WRITTEN REQUEST:
Return the entries below in their exact form, leaving the pictures out.

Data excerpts

* * * * *

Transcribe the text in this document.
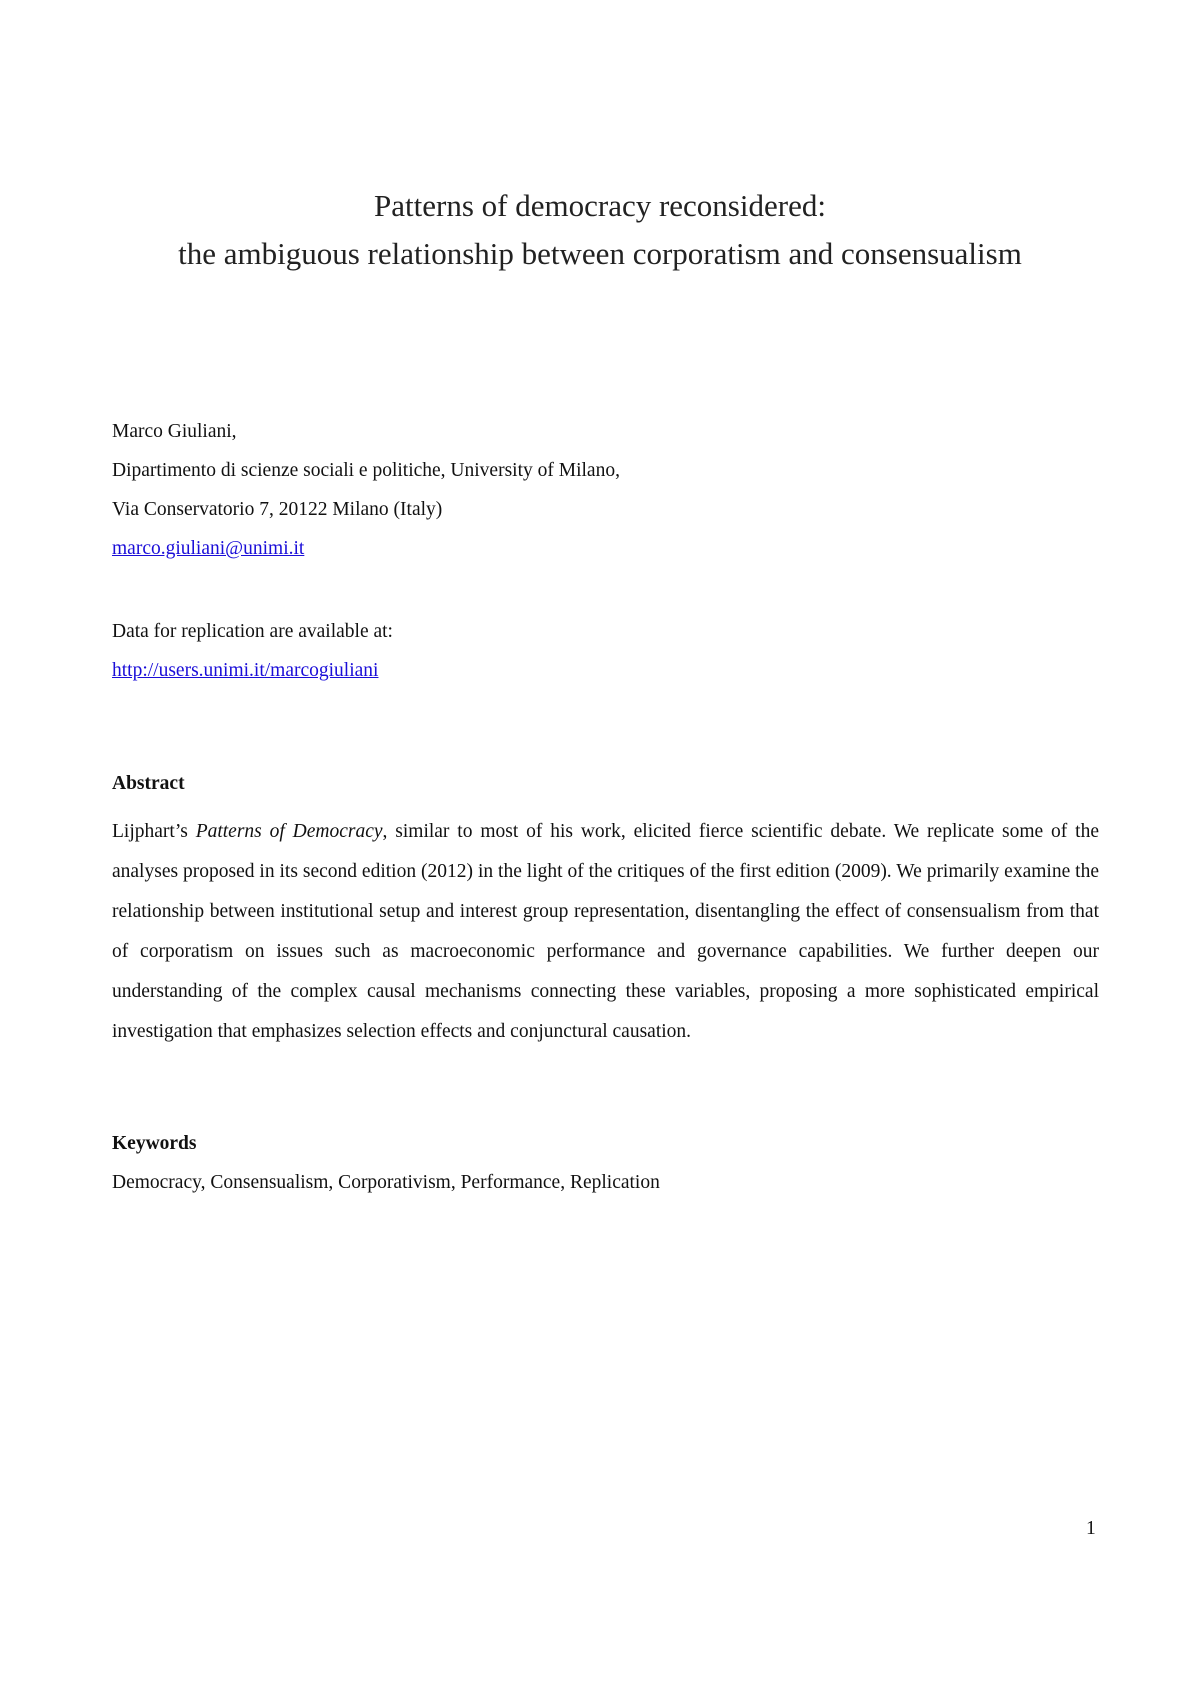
Patterns of democracy reconsidered:
the ambiguous relationship between corporatism and consensualism
Marco Giuliani,
Dipartimento di scienze sociali e politiche, University of Milano,
Via Conservatorio 7, 20122 Milano (Italy)
marco.giuliani@unimi.it
Data for replication are available at:
http://users.unimi.it/marcogiuliani
Abstract
Lijphart’s Patterns of Democracy, similar to most of his work, elicited fierce scientific debate. We replicate some of the analyses proposed in its second edition (2012) in the light of the critiques of the first edition (2009). We primarily examine the relationship between institutional setup and interest group representation, disentangling the effect of consensualism from that of corporatism on issues such as macroeconomic performance and governance capabilities. We further deepen our understanding of the complex causal mechanisms connecting these variables, proposing a more sophisticated empirical investigation that emphasizes selection effects and conjunctural causation.
Keywords
Democracy, Consensualism, Corporativism, Performance, Replication
1
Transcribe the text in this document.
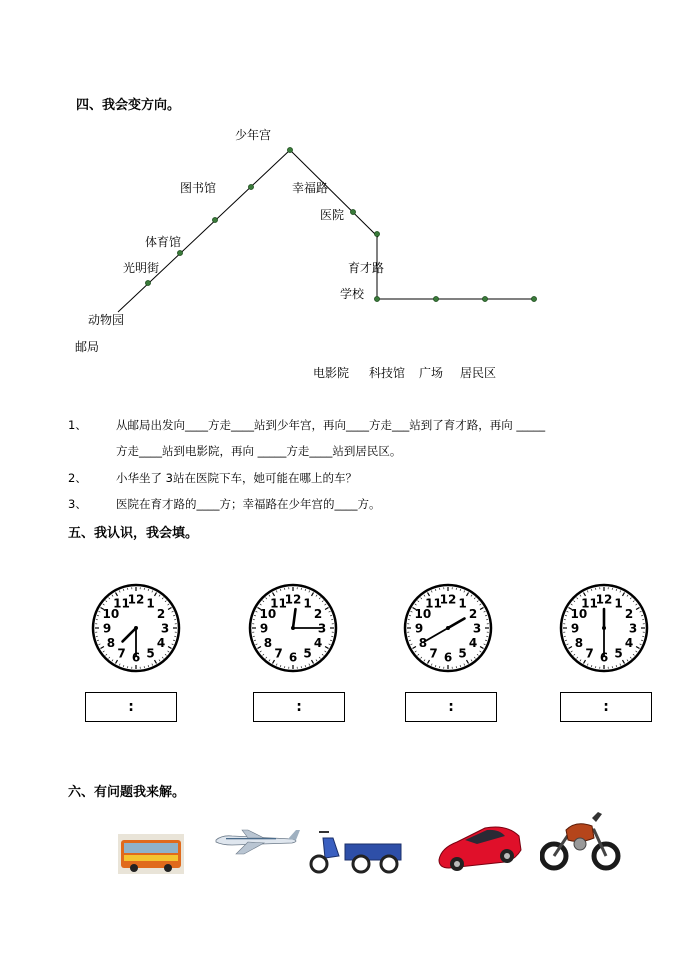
四、我会变方向。
少年宫
图书馆	幸福路
医院
体育馆
光明街	育才路
学校
动物园
邮局
电影院 科技馆 广场 居民区
1、	从邮局出发向____方走____站到少年宫，再向____方走___站到了育才路，再向 _____
方走____站到电影院，再向 _____方走____站到居民区。
2、	小华坐了 3站在医院下车，她可能在哪上的车？
3、	医院在育才路的____方；幸福路在少年宫的____方。
五、我认识，我会填。
12 1
2
3
4
5
6
7
8
9
10
11	12 1
2
3
4
5
6
7
8
9
10
11	12 1
2
3
4
5
6
7
8
9
10
11	12 1
2
3
4
5
6
7
8
9
10
11
:	:	:	:
六、有问题我来解。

* * * * *

FINISHED ANSWER:
Transcribe the text in this document.
Patterns of democracy reconsidered:
the ambiguous relationship between corporatism and consensualism
Marco Giuliani,
Dipartimento di scienze sociali e politiche, University of Milano,
Via Conservatorio 7, 20122 Milano (Italy)
marco.giuliani@unimi.it
Data for replication are available at:
http://users.unimi.it/marcogiuliani
Abstract
Lijphart’s Patterns of Democracy, similar to most of his work, elicited fierce scientific debate. We replicate some of the analyses proposed in its second edition (2012) in the light of the critiques of the first edition (2009). We primarily examine the relationship between institutional setup and interest group representation, disentangling the effect of consensualism from that of corporatism on issues such as macroeconomic performance and governance capabilities. We further deepen our understanding of the complex causal mechanisms connecting these variables, proposing a more sophisticated empirical investigation that emphasizes selection effects and conjunctural causation.
Keywords
Democracy, Consensualism, Corporativism, Performance, Replication
1
Transcribe the text in this document.
四、我会变方向。
少年宫
图书馆	幸福路
医院
体育馆
光明街	育才路
学校
动物园
邮局
电影院 科技馆 广场 居民区
1、	从邮局出发向____方走____站到少年宫，再向____方走___站到了育才路，再向 _____
方走____站到电影院，再向 _____方走____站到居民区。
2、	小华坐了 3站在医院下车，她可能在哪上的车？
3、	医院在育才路的____方；幸福路在少年宫的____方。
五、我认识，我会填。
12 1
2
3
4
5
6
7
8
9
10
11	12 1
2
3
4
5
6
7
8
9
10
11	12 1
2
3
4
5
6
7
8
9
10
11	12 1
2
3
4
5
6
7
8
9
10
11
:	:	:	:
六、有问题我来解。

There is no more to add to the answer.